Source records:
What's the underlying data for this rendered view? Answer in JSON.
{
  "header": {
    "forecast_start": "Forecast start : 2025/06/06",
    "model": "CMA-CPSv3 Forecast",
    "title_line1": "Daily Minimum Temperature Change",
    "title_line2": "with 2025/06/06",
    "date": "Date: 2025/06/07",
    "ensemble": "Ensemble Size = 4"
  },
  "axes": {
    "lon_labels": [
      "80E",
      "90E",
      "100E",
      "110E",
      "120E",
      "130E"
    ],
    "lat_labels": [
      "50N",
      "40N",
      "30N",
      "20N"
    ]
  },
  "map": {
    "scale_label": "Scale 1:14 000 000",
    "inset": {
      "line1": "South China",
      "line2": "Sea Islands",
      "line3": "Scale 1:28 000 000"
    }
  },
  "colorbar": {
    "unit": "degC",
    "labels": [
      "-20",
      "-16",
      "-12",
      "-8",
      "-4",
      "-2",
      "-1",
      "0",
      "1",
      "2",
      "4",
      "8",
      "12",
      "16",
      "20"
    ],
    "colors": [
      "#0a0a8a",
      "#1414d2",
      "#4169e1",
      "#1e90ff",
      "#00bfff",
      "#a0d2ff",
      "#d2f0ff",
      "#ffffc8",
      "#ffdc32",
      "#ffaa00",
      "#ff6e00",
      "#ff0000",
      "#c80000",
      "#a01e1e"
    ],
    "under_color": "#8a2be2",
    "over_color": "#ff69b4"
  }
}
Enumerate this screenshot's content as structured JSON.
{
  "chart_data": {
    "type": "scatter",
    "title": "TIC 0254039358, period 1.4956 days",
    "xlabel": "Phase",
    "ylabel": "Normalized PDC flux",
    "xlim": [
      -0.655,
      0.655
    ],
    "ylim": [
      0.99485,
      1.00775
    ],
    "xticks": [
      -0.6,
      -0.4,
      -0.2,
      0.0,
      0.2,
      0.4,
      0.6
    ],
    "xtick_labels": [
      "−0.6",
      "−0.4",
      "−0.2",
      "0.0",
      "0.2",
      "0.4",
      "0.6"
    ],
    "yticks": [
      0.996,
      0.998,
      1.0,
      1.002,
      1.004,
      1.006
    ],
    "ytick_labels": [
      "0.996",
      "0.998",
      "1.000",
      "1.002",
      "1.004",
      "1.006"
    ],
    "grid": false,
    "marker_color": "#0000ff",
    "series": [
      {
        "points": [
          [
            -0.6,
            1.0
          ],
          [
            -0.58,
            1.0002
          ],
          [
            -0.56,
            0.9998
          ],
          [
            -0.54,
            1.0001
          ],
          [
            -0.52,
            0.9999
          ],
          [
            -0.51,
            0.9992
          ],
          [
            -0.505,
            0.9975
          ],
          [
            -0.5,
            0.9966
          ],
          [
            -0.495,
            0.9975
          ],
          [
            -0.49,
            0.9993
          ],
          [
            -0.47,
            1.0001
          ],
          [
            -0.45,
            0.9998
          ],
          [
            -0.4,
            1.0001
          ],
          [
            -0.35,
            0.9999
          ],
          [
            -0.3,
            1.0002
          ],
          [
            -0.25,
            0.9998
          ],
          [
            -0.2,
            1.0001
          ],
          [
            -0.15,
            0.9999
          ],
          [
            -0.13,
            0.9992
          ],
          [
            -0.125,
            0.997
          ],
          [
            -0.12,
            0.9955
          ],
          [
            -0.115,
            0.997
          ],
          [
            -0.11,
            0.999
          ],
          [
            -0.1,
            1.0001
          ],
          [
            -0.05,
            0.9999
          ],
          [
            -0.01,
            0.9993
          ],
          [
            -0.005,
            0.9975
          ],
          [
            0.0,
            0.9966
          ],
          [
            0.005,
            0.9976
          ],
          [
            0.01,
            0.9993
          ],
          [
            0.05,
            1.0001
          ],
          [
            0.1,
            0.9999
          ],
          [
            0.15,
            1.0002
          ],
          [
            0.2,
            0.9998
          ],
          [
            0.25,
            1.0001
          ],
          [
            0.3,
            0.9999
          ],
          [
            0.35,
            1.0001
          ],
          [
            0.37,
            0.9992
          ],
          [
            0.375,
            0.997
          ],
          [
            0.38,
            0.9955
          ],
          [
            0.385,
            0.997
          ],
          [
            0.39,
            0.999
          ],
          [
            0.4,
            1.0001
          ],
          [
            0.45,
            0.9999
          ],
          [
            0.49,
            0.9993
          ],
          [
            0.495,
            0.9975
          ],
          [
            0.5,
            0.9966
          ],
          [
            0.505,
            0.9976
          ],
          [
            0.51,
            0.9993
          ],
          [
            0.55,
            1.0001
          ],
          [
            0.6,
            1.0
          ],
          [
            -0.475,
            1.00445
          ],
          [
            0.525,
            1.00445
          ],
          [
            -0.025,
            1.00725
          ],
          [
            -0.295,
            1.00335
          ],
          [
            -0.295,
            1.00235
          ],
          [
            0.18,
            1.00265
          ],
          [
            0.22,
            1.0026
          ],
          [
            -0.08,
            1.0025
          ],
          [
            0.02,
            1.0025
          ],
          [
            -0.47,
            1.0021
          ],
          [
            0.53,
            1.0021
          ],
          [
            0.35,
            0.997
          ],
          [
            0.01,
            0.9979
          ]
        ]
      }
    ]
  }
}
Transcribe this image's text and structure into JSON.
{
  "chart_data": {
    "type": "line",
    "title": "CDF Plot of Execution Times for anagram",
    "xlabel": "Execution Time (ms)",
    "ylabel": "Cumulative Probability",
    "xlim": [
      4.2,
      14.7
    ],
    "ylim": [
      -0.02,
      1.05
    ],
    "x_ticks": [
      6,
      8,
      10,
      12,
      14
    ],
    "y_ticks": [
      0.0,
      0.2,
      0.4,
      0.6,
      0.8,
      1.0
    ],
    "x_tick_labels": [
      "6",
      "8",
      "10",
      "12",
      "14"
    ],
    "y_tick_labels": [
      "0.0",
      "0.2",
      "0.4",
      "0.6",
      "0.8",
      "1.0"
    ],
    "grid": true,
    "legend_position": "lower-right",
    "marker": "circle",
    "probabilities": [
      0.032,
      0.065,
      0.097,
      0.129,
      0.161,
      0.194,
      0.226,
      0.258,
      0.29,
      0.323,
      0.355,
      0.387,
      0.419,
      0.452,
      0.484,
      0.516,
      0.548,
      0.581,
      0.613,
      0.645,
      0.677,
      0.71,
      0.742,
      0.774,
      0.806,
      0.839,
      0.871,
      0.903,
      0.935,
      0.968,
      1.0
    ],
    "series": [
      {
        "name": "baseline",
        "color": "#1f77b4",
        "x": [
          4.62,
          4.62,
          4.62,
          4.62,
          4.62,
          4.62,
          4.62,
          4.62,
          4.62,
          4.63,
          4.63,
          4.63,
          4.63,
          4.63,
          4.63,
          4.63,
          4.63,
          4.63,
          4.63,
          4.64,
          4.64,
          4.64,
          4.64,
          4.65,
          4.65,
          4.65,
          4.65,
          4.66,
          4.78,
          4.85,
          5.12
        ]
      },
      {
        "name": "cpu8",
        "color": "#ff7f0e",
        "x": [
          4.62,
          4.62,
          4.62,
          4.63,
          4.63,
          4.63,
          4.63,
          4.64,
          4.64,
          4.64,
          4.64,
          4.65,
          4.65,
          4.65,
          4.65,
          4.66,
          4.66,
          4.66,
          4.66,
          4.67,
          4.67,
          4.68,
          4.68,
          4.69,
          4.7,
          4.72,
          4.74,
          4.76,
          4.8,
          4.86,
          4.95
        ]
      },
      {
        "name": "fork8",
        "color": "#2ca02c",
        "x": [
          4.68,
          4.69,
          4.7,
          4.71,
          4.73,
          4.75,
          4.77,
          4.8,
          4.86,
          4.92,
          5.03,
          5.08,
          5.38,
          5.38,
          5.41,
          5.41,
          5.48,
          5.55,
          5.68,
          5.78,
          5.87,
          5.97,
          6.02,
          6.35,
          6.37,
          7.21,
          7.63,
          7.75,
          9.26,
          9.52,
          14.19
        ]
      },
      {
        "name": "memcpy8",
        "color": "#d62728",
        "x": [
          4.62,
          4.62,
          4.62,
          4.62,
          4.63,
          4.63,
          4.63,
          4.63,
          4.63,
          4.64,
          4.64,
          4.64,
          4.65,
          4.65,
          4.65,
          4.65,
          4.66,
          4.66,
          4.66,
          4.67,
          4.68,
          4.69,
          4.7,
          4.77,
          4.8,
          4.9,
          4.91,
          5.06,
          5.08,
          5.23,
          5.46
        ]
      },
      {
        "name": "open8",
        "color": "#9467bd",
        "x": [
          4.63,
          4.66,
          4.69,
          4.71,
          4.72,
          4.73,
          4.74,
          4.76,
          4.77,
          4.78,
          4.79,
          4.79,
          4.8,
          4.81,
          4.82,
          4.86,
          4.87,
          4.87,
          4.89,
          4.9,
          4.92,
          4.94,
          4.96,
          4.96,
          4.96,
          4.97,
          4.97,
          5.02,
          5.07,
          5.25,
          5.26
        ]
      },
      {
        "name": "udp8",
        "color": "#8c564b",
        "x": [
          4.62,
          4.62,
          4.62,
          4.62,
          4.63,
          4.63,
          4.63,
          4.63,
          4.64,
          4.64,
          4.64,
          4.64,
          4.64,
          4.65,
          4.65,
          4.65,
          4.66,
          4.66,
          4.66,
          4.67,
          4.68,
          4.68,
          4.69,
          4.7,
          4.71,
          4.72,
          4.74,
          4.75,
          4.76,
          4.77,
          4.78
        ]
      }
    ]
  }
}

Instructions to follow:
Output a single number: how many lines contain the word "Scale".

Exercise output:
2